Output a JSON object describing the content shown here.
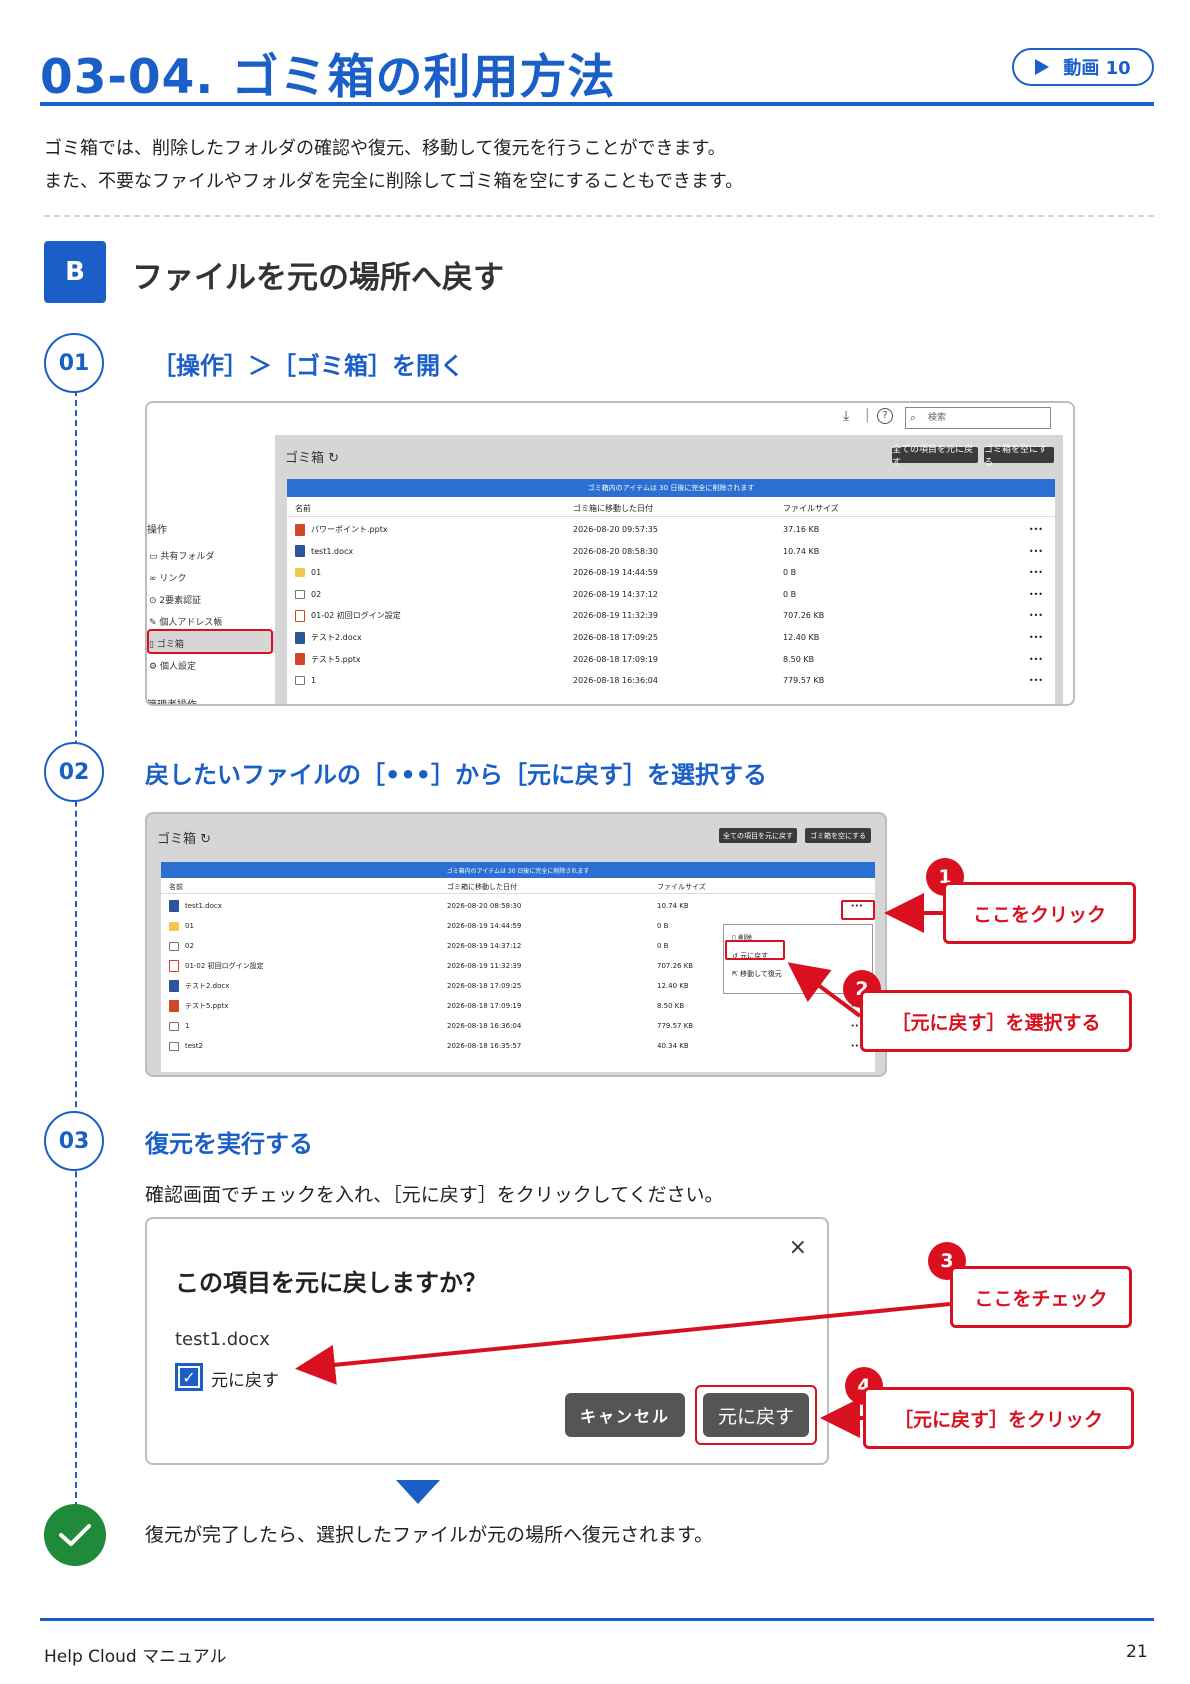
{
  "page": {
    "title": "03-04. ゴミ箱の利用方法",
    "video_badge": "動画 10",
    "intro_lines": [
      "ゴミ箱では、削除したフォルダの確認や復元、移動して復元を行うことができます。",
      "また、不要なファイルやフォルダを完全に削除してゴミ箱を空にすることもできます。"
    ],
    "section_badge": "B",
    "section_title": "ファイルを元の場所へ戻す"
  },
  "steps": [
    {
      "number": "01",
      "title": "［操作］＞［ゴミ箱］を開く"
    },
    {
      "number": "02",
      "title": "戻したいファイルの［•••］から［元に戻す］を選択する"
    },
    {
      "number": "03",
      "title": "復元を実行する",
      "description": "確認画面でチェックを入れ、［元に戻す］をクリックしてください。"
    }
  ],
  "screenshot1": {
    "search_placeholder": "検索",
    "panel_title": "ゴミ箱",
    "restore_all_btn": "全ての項目を元に戻す",
    "empty_trash_btn": "ゴミ箱を空にする",
    "notice": "ゴミ箱内のアイテムは 30 日後に完全に削除されます",
    "columns": [
      "名前",
      "ゴミ箱に移動した日付",
      "ファイルサイズ"
    ],
    "sidebar": {
      "heading": "操作",
      "items": [
        "共有フォルダ",
        "リンク",
        "2要素認証",
        "個人アドレス帳",
        "ゴミ箱",
        "個人設定"
      ],
      "admin_heading": "管理者操作"
    },
    "rows": [
      {
        "name": "パワーポイント.pptx",
        "date": "2026-08-20 09:57:35",
        "size": "37.16 KB",
        "icon": "ppt"
      },
      {
        "name": "test1.docx",
        "date": "2026-08-20 08:58:30",
        "size": "10.74 KB",
        "icon": "word"
      },
      {
        "name": "01",
        "date": "2026-08-19 14:44:59",
        "size": "0 B",
        "icon": "folder"
      },
      {
        "name": "02",
        "date": "2026-08-19 14:37:12",
        "size": "0 B",
        "icon": "shared-folder"
      },
      {
        "name": "01-02 初回ログイン設定",
        "date": "2026-08-19 11:32:39",
        "size": "707.26 KB",
        "icon": "pdf"
      },
      {
        "name": "テスト2.docx",
        "date": "2026-08-18 17:09:25",
        "size": "12.40 KB",
        "icon": "word"
      },
      {
        "name": "テスト5.pptx",
        "date": "2026-08-18 17:09:19",
        "size": "8.50 KB",
        "icon": "ppt"
      },
      {
        "name": "1",
        "date": "2026-08-18 16:36:04",
        "size": "779.57 KB",
        "icon": "shared-folder"
      }
    ],
    "more": "•••"
  },
  "screenshot2": {
    "panel_title": "ゴミ箱",
    "restore_all_btn": "全ての項目を元に戻す",
    "empty_trash_btn": "ゴミ箱を空にする",
    "notice": "ゴミ箱内のアイテムは 30 日後に完全に削除されます",
    "columns": [
      "名前",
      "ゴミ箱に移動した日付",
      "ファイルサイズ"
    ],
    "rows": [
      {
        "name": "test1.docx",
        "date": "2026-08-20 08:58:30",
        "size": "10.74 KB",
        "icon": "word"
      },
      {
        "name": "01",
        "date": "2026-08-19 14:44:59",
        "size": "0 B",
        "icon": "folder"
      },
      {
        "name": "02",
        "date": "2026-08-19 14:37:12",
        "size": "0 B",
        "icon": "shared-folder"
      },
      {
        "name": "01-02 初回ログイン設定",
        "date": "2026-08-19 11:32:39",
        "size": "707.26 KB",
        "icon": "pdf"
      },
      {
        "name": "テスト2.docx",
        "date": "2026-08-18 17:09:25",
        "size": "12.40 KB",
        "icon": "word"
      },
      {
        "name": "テスト5.pptx",
        "date": "2026-08-18 17:09:19",
        "size": "8.50 KB",
        "icon": "ppt"
      },
      {
        "name": "1",
        "date": "2026-08-18 16:36:04",
        "size": "779.57 KB",
        "icon": "shared-folder"
      },
      {
        "name": "test2",
        "date": "2026-08-18 16:35:57",
        "size": "40.34 KB",
        "icon": "shared-folder"
      }
    ],
    "more": "•••",
    "menu": [
      "削除",
      "元に戻す",
      "移動して復元"
    ]
  },
  "callouts": [
    {
      "number": "1",
      "text": "ここをクリック"
    },
    {
      "number": "2",
      "text": "［元に戻す］を選択する"
    },
    {
      "number": "3",
      "text": "ここをチェック"
    },
    {
      "number": "4",
      "text": "［元に戻す］をクリック"
    }
  ],
  "dialog": {
    "close": "×",
    "title": "この項目を元に戻しますか？",
    "file": "test1.docx",
    "checkbox_label": "元に戻す",
    "cancel": "キャンセル",
    "confirm": "元に戻す"
  },
  "result_text": "復元が完了したら、選択したファイルが元の場所へ復元されます。",
  "footer": {
    "left": "Help Cloud マニュアル",
    "page_number": "21"
  },
  "colors": {
    "primary": "#1a5fc7",
    "accent_red": "#d9101f",
    "success": "#1f8a3a"
  }
}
——
# [What is expected]
Give all the lines above again, character for character, without pictures.

# [Task result]
Output a JSON object describing the content shown here.
{
  "page": {
    "title": "03-04. ゴミ箱の利用方法",
    "video_badge": "動画 10",
    "intro_lines": [
      "ゴミ箱では、削除したフォルダの確認や復元、移動して復元を行うことができます。",
      "また、不要なファイルやフォルダを完全に削除してゴミ箱を空にすることもできます。"
    ],
    "section_badge": "B",
    "section_title": "ファイルを元の場所へ戻す"
  },
  "steps": [
    {
      "number": "01",
      "title": "［操作］＞［ゴミ箱］を開く"
    },
    {
      "number": "02",
      "title": "戻したいファイルの［•••］から［元に戻す］を選択する"
    },
    {
      "number": "03",
      "title": "復元を実行する",
      "description": "確認画面でチェックを入れ、［元に戻す］をクリックしてください。"
    }
  ],
  "screenshot1": {
    "search_placeholder": "検索",
    "panel_title": "ゴミ箱",
    "restore_all_btn": "全ての項目を元に戻す",
    "empty_trash_btn": "ゴミ箱を空にする",
    "notice": "ゴミ箱内のアイテムは 30 日後に完全に削除されます",
    "columns": [
      "名前",
      "ゴミ箱に移動した日付",
      "ファイルサイズ"
    ],
    "sidebar": {
      "heading": "操作",
      "items": [
        "共有フォルダ",
        "リンク",
        "2要素認証",
        "個人アドレス帳",
        "ゴミ箱",
        "個人設定"
      ],
      "admin_heading": "管理者操作"
    },
    "rows": [
      {
        "name": "パワーポイント.pptx",
        "date": "2026-08-20 09:57:35",
        "size": "37.16 KB",
        "icon": "ppt"
      },
      {
        "name": "test1.docx",
        "date": "2026-08-20 08:58:30",
        "size": "10.74 KB",
        "icon": "word"
      },
      {
        "name": "01",
        "date": "2026-08-19 14:44:59",
        "size": "0 B",
        "icon": "folder"
      },
      {
        "name": "02",
        "date": "2026-08-19 14:37:12",
        "size": "0 B",
        "icon": "shared-folder"
      },
      {
        "name": "01-02 初回ログイン設定",
        "date": "2026-08-19 11:32:39",
        "size": "707.26 KB",
        "icon": "pdf"
      },
      {
        "name": "テスト2.docx",
        "date": "2026-08-18 17:09:25",
        "size": "12.40 KB",
        "icon": "word"
      },
      {
        "name": "テスト5.pptx",
        "date": "2026-08-18 17:09:19",
        "size": "8.50 KB",
        "icon": "ppt"
      },
      {
        "name": "1",
        "date": "2026-08-18 16:36:04",
        "size": "779.57 KB",
        "icon": "shared-folder"
      }
    ],
    "more": "•••"
  },
  "screenshot2": {
    "panel_title": "ゴミ箱",
    "restore_all_btn": "全ての項目を元に戻す",
    "empty_trash_btn": "ゴミ箱を空にする",
    "notice": "ゴミ箱内のアイテムは 30 日後に完全に削除されます",
    "columns": [
      "名前",
      "ゴミ箱に移動した日付",
      "ファイルサイズ"
    ],
    "rows": [
      {
        "name": "test1.docx",
        "date": "2026-08-20 08:58:30",
        "size": "10.74 KB",
        "icon": "word"
      },
      {
        "name": "01",
        "date": "2026-08-19 14:44:59",
        "size": "0 B",
        "icon": "folder"
      },
      {
        "name": "02",
        "date": "2026-08-19 14:37:12",
        "size": "0 B",
        "icon": "shared-folder"
      },
      {
        "name": "01-02 初回ログイン設定",
        "date": "2026-08-19 11:32:39",
        "size": "707.26 KB",
        "icon": "pdf"
      },
      {
        "name": "テスト2.docx",
        "date": "2026-08-18 17:09:25",
        "size": "12.40 KB",
        "icon": "word"
      },
      {
        "name": "テスト5.pptx",
        "date": "2026-08-18 17:09:19",
        "size": "8.50 KB",
        "icon": "ppt"
      },
      {
        "name": "1",
        "date": "2026-08-18 16:36:04",
        "size": "779.57 KB",
        "icon": "shared-folder"
      },
      {
        "name": "test2",
        "date": "2026-08-18 16:35:57",
        "size": "40.34 KB",
        "icon": "shared-folder"
      }
    ],
    "more": "•••",
    "menu": [
      "削除",
      "元に戻す",
      "移動して復元"
    ]
  },
  "callouts": [
    {
      "number": "1",
      "text": "ここをクリック"
    },
    {
      "number": "2",
      "text": "［元に戻す］を選択する"
    },
    {
      "number": "3",
      "text": "ここをチェック"
    },
    {
      "number": "4",
      "text": "［元に戻す］をクリック"
    }
  ],
  "dialog": {
    "close": "×",
    "title": "この項目を元に戻しますか？",
    "file": "test1.docx",
    "checkbox_label": "元に戻す",
    "cancel": "キャンセル",
    "confirm": "元に戻す"
  },
  "result_text": "復元が完了したら、選択したファイルが元の場所へ復元されます。",
  "footer": {
    "left": "Help Cloud マニュアル",
    "page_number": "21"
  },
  "colors": {
    "primary": "#1a5fc7",
    "accent_red": "#d9101f",
    "success": "#1f8a3a"
  }
}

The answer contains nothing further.